*Exercise material*:
===

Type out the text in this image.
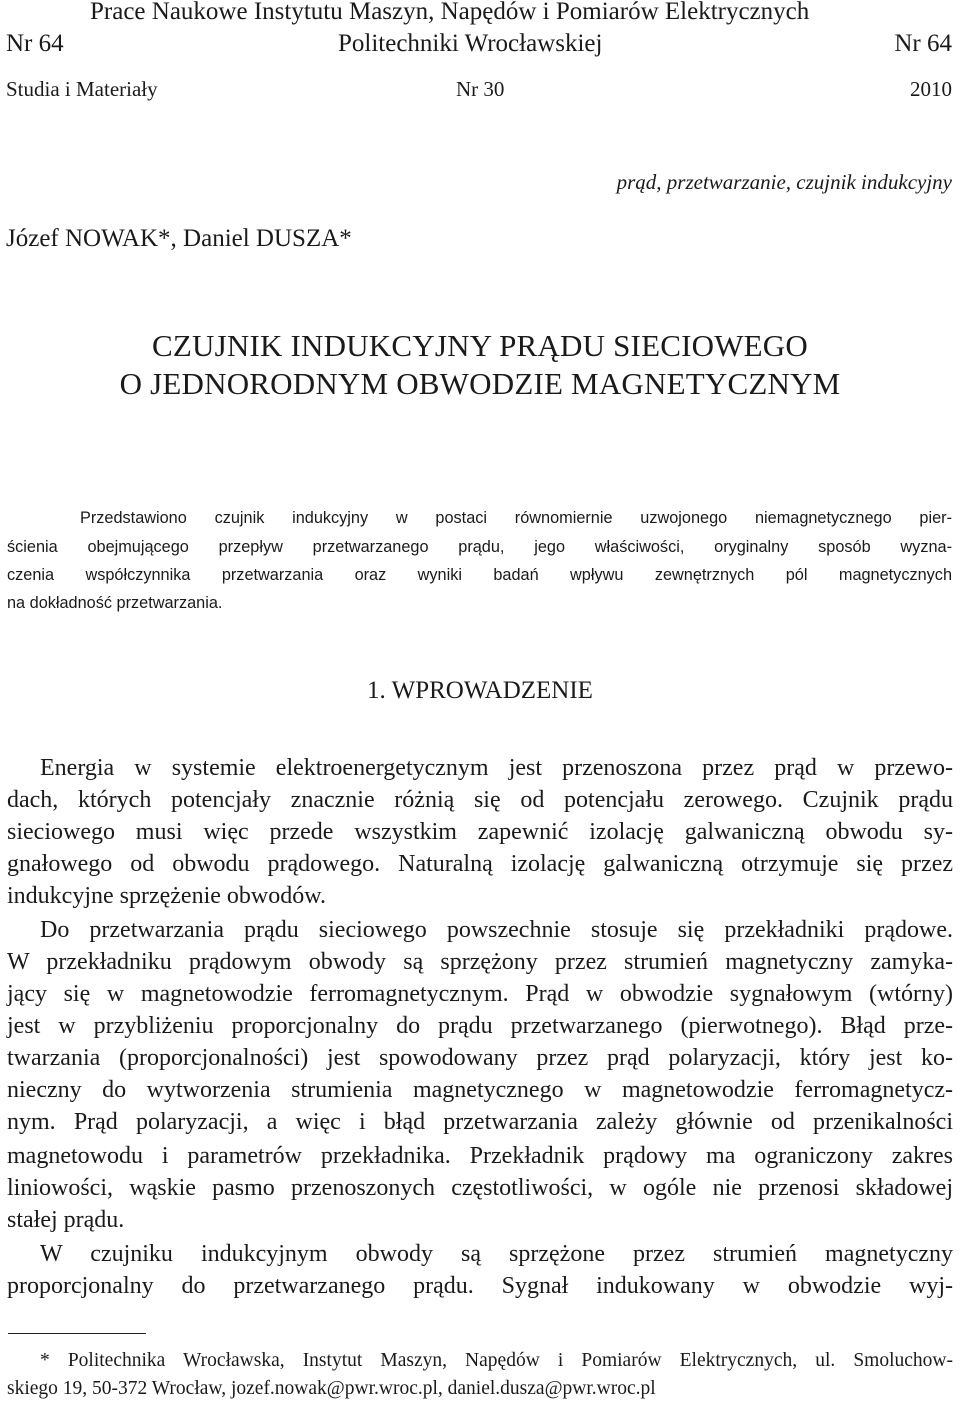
Prace Naukowe Instytutu Maszyn, Napędów i Pomiarów Elektrycznych
Nr 64	Politechniki Wrocławskiej	Nr 64
Studia i Materiały	Nr 30	2010
prąd, przetwarzanie, czujnik indukcyjny
Józef NOWAK*, Daniel DUSZA*
CZUJNIK INDUKCYJNY PRĄDU SIECIOWEGO
O JEDNORODNYM OBWODZIE MAGNETYCZNYM
Przedstawiono czujnik indukcyjny w postaci równomiernie uzwojonego niemagnetycznego pier-
ścienia obejmującego przepływ przetwarzanego prądu, jego właściwości, oryginalny sposób wyzna-
czenia współczynnika przetwarzania oraz wyniki badań wpływu zewnętrznych pól magnetycznych
na dokładność przetwarzania.
1. WPROWADZENIE
Energia w systemie elektroenergetycznym jest przenoszona przez prąd w przewo-
dach, których potencjały znacznie różnią się od potencjału zerowego. Czujnik prądu
sieciowego musi więc przede wszystkim zapewnić izolację galwaniczną obwodu sy-
gnałowego od obwodu prądowego. Naturalną izolację galwaniczną otrzymuje się przez
indukcyjne sprzężenie obwodów.
Do przetwarzania prądu sieciowego powszechnie stosuje się przekładniki prądowe.
W przekładniku prądowym obwody są sprzężony przez strumień magnetyczny zamyka-
jący się w magnetowodzie ferromagnetycznym. Prąd w obwodzie sygnałowym (wtórny)
jest w przybliżeniu proporcjonalny do prądu przetwarzanego (pierwotnego). Błąd prze-
twarzania (proporcjonalności) jest spowodowany przez prąd polaryzacji, który jest ko-
nieczny do wytworzenia strumienia magnetycznego w magnetowodzie ferromagnetycz-
nym. Prąd polaryzacji, a więc i błąd przetwarzania zależy głównie od przenikalności
magnetowodu i parametrów przekładnika. Przekładnik prądowy ma ograniczony zakres
liniowości, wąskie pasmo przenoszonych częstotliwości, w ogóle nie przenosi składowej
stałej prądu.
W czujniku indukcyjnym obwody są sprzężone przez strumień magnetyczny
proporcjonalny do przetwarzanego prądu. Sygnał indukowany w obwodzie wyj-
* Politechnika Wrocławska, Instytut Maszyn, Napędów i Pomiarów Elektrycznych, ul. Smoluchow-
skiego 19, 50-372 Wrocław, jozef.nowak@pwr.wroc.pl, daniel.dusza@pwr.wroc.pl
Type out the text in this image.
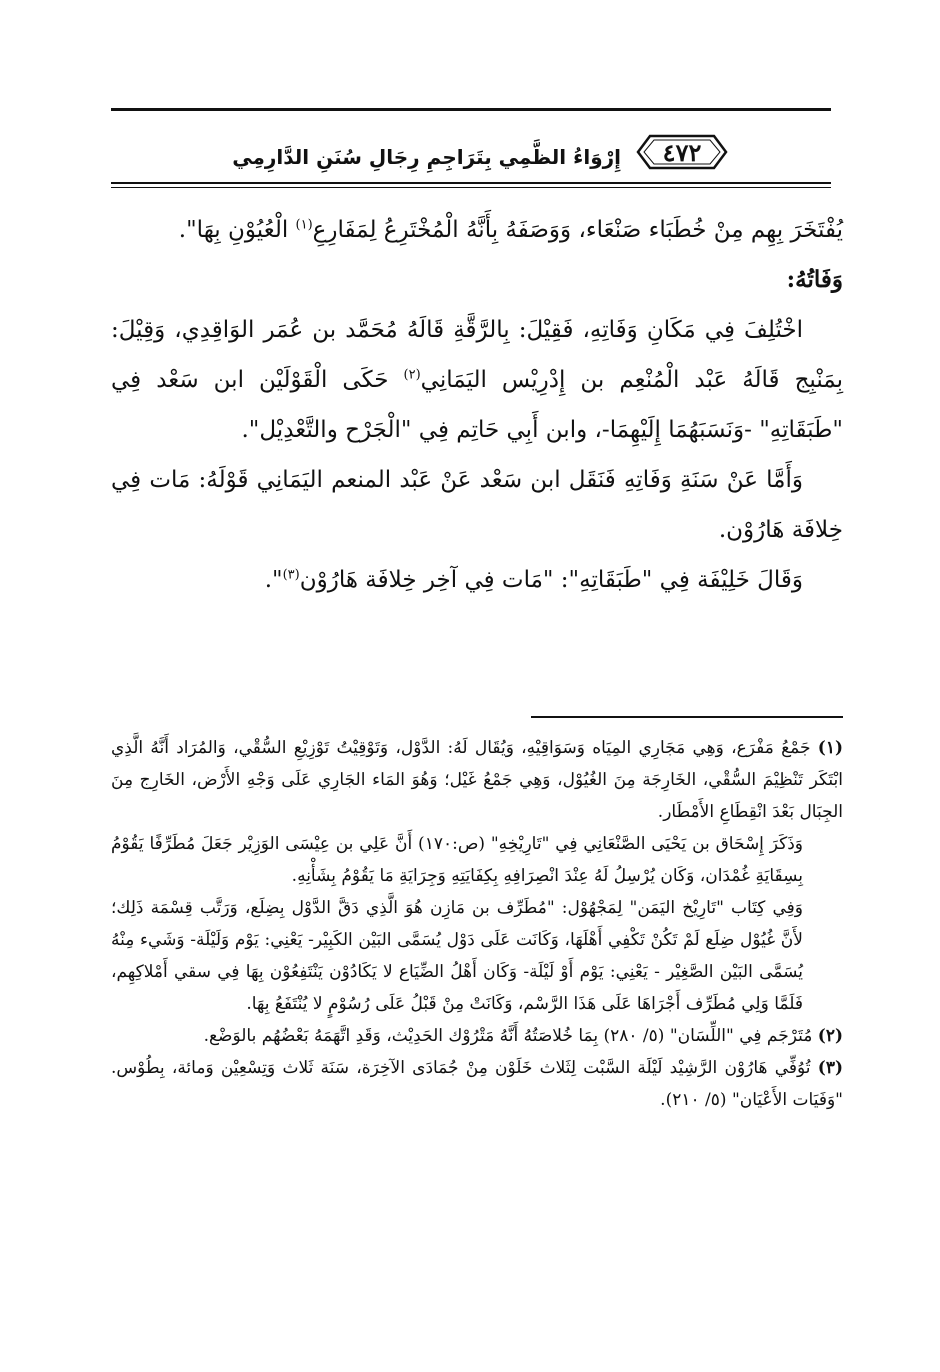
٤٧٢
إِرْوَاءُ الظَّمِي بِتَرَاجِمِ رِجَالِ سُنَنِ الدَّارِمِي

يُفْتَخَرَ بِهِم مِنْ خُطَبَاء صَنْعَاء، وَوَصَفَهُ بِأَنَّهُ الْمُخْتَرِعُ لِمَفَارِعِ$^{(١)}$ الْعُيُوْنِ بِهَا".

وَفَاتُهُ:

اخْتُلِفَ فِي مَكَانِ وَفَاتِهِ، فَقِيْلَ: بِالرَّقَّةِ قَالَهُ مُحَمَّد بن عُمَر الوَاقِدِي، وَقِيْلَ: بِمَنْبِج قَالَهُ عَبْد الْمُنْعِم بن إِدْرِيْس اليَمَانِي$^{(٢)}$ حَكَى الْقَوْلَيْن ابن سَعْد فِي "طَبَقَاتِهِ" -وَنَسَبَهُمَا إِلَيْهِمَا-، وابن أَبِي حَاتِم فِي "الْجَرْح والتَّعْدِيْل".

وَأَمَّا عَنْ سَنَةِ وَفَاتِهِ فَنَقَل ابن سَعْد عَنْ عَبْد المنعم اليَمَانِي قَوْلَهُ: مَات فِي خِلافَة هَارُوْن.

وَقَالَ خَلِيْفَة فِي "طَبَقَاتِهِ": "مَات فِي آخِر خِلافَة هَارُوْن$^{(٣)}$".

(١) جَمْعُ مَفْرَع، وَهِي مَجَارِي المِيَاه وَسَوَاقِيْهِ، وَيُقَال لَهُ: الدَّوْل، وَتَوْقِيْتُ تَوْزِيْعِ السُّقْي، وَالمُرَاد أَنَّهُ الَّذِي ابْتَكَر تَنْظِيْمَ السُّقْي، الخَارِجَة مِنَ الغُيُوْل، وَهِي جَمْعُ غَيْل؛ وَهُوَ المَاء الجَارِي عَلَى وَجْهِ الأَرْض، الخَارِج مِنَ الجِبَال بَعْدَ انْقِطَاعِ الأَمْطَار.

وَذَكَرَ إِسْحَاق بن يَحْيَى الصَّنْعَانِي فِي "تَارِيْخِهِ" (ص:١٧٠) أَنَّ عَلِي بن عِيْسَى الوَزِيْر جَعَلَ مُطَرِّفًا يَقُوْمُ بِسِقَايَةِ غُمْدَان، وَكَان يُرْسِلُ لَهُ عِنْدَ انْصِرَافِهِ بِكِفَايَتِهِ وَجِرَايَةِ مَا يَقُوْمُ بِشَأْنِهِ.

وَفِي كِتَاب "تَارِيْخ اليَمَن" لِمَجْهُوْل: "مُطَرِّف بن مَازِن هُوَ الَّذِي دَقَّ الدَّوْل بِضِلَع، وَرَتَّب قِسْمَة ذَلِك؛ لأَنَّ غُيُوْل ضِلَع لَمْ تَكُنْ تَكْفِي أَهْلَهَا، وَكَانَت عَلَى دَوْل يُسَمَّى البَيْن الكَبِيْر- يَعْنِي: يَوْم وَلَيْلَة- وَشَيء مِنْهُ يُسَمَّى البَيْن الصَّغِيْر - يَعْنِي: يَوْم أَوْ لَيْلَة- وَكَان أَهْلُ الضِّيَاع لا يَكَادُوْن يَنْتَفِعُوْن بِهَا فِي سقي أَمْلاكِهِم، فَلَمَّا وَلِي مُطَرِّف أَجْرَاهَا عَلَى هَذَا الرَّسْم، وَكَانَتْ مِنْ قَبْلُ عَلَى رُسُوْمٍ لا يُنْتَفَعُ بِهَا.

(٢) مُتَرْجَم فِي "اللِّسَان" (٥/ ٢٨٠) بِمَا خُلاصَتُهُ أَنَّهُ مَتْرُوْك الحَدِيْث، وَقَدِ اتَّهَمَهُ بَعْضُهُم بالوَضْع.

(٣) تُوُفِّي هَارُوْن الرَّشِيْد لَيْلَة السَّبْت لِثَلاث خَلَوْن مِنْ جُمَادَى الآخِرَة، سَنَة ثَلاث وَتِسْعِيْن وَمائة، بِطُوْس. "وَفَيَات الأَعْيَان" (٥/ ٢١٠).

===

Every line that holds the string "polaryzacji" should be returned.

*Result*:
twarzania (proporcjonalności) jest spowodowany przez prąd polaryzacji, który jest ko-
nym. Prąd polaryzacji, a więc i błąd przetwarzania zależy głównie od przenikalności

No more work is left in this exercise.